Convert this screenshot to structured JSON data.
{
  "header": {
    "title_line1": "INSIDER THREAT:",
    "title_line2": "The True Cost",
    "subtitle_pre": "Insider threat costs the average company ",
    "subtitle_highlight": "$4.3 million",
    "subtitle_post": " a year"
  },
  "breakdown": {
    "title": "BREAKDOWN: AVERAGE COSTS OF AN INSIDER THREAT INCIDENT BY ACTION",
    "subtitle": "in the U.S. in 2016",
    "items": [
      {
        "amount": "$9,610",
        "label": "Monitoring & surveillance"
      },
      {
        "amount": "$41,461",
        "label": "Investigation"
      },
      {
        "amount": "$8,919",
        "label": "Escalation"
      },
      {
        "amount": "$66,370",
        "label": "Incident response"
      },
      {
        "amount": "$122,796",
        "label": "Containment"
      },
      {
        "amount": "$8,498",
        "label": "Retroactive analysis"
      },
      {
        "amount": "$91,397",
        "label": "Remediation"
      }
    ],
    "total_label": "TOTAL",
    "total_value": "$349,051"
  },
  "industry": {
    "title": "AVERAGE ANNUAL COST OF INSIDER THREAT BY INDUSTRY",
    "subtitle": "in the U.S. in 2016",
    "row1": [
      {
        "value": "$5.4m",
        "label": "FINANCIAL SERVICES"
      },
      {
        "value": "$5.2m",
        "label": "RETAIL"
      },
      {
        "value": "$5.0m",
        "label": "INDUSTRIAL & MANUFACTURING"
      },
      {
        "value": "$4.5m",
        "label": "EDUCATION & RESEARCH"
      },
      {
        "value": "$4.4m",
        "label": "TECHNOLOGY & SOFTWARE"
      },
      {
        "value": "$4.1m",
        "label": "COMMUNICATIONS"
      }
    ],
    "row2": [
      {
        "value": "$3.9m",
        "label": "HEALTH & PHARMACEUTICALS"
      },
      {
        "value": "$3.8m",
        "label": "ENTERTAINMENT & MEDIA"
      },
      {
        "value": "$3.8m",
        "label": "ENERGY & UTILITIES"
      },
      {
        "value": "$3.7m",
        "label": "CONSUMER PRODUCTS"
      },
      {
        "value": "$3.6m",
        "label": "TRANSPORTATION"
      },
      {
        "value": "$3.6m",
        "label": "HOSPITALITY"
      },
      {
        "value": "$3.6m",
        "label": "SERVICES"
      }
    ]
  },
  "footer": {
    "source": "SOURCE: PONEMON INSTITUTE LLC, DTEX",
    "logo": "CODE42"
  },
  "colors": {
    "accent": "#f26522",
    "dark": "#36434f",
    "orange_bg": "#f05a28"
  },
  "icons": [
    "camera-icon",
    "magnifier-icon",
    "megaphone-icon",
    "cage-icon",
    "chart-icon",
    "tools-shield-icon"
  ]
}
━━━━━━
GIVEN EXERCISE: All of the data above should be transcribed exactly.

RESULT OF THE EXERCISE:
Convert this screenshot to structured JSON data.
{
  "header": {
    "title_line1": "INSIDER THREAT:",
    "title_line2": "The True Cost",
    "subtitle_pre": "Insider threat costs the average company ",
    "subtitle_highlight": "$4.3 million",
    "subtitle_post": " a year"
  },
  "breakdown": {
    "title": "BREAKDOWN: AVERAGE COSTS OF AN INSIDER THREAT INCIDENT BY ACTION",
    "subtitle": "in the U.S. in 2016",
    "items": [
      {
        "amount": "$9,610",
        "label": "Monitoring & surveillance"
      },
      {
        "amount": "$41,461",
        "label": "Investigation"
      },
      {
        "amount": "$8,919",
        "label": "Escalation"
      },
      {
        "amount": "$66,370",
        "label": "Incident response"
      },
      {
        "amount": "$122,796",
        "label": "Containment"
      },
      {
        "amount": "$8,498",
        "label": "Retroactive analysis"
      },
      {
        "amount": "$91,397",
        "label": "Remediation"
      }
    ],
    "total_label": "TOTAL",
    "total_value": "$349,051"
  },
  "industry": {
    "title": "AVERAGE ANNUAL COST OF INSIDER THREAT BY INDUSTRY",
    "subtitle": "in the U.S. in 2016",
    "row1": [
      {
        "value": "$5.4m",
        "label": "FINANCIAL SERVICES"
      },
      {
        "value": "$5.2m",
        "label": "RETAIL"
      },
      {
        "value": "$5.0m",
        "label": "INDUSTRIAL & MANUFACTURING"
      },
      {
        "value": "$4.5m",
        "label": "EDUCATION & RESEARCH"
      },
      {
        "value": "$4.4m",
        "label": "TECHNOLOGY & SOFTWARE"
      },
      {
        "value": "$4.1m",
        "label": "COMMUNICATIONS"
      }
    ],
    "row2": [
      {
        "value": "$3.9m",
        "label": "HEALTH & PHARMACEUTICALS"
      },
      {
        "value": "$3.8m",
        "label": "ENTERTAINMENT & MEDIA"
      },
      {
        "value": "$3.8m",
        "label": "ENERGY & UTILITIES"
      },
      {
        "value": "$3.7m",
        "label": "CONSUMER PRODUCTS"
      },
      {
        "value": "$3.6m",
        "label": "TRANSPORTATION"
      },
      {
        "value": "$3.6m",
        "label": "HOSPITALITY"
      },
      {
        "value": "$3.6m",
        "label": "SERVICES"
      }
    ]
  },
  "footer": {
    "source": "SOURCE: PONEMON INSTITUTE LLC, DTEX",
    "logo": "CODE42"
  },
  "colors": {
    "accent": "#f26522",
    "dark": "#36434f",
    "orange_bg": "#f05a28"
  },
  "icons": [
    "camera-icon",
    "magnifier-icon",
    "megaphone-icon",
    "cage-icon",
    "chart-icon",
    "tools-shield-icon"
  ]
}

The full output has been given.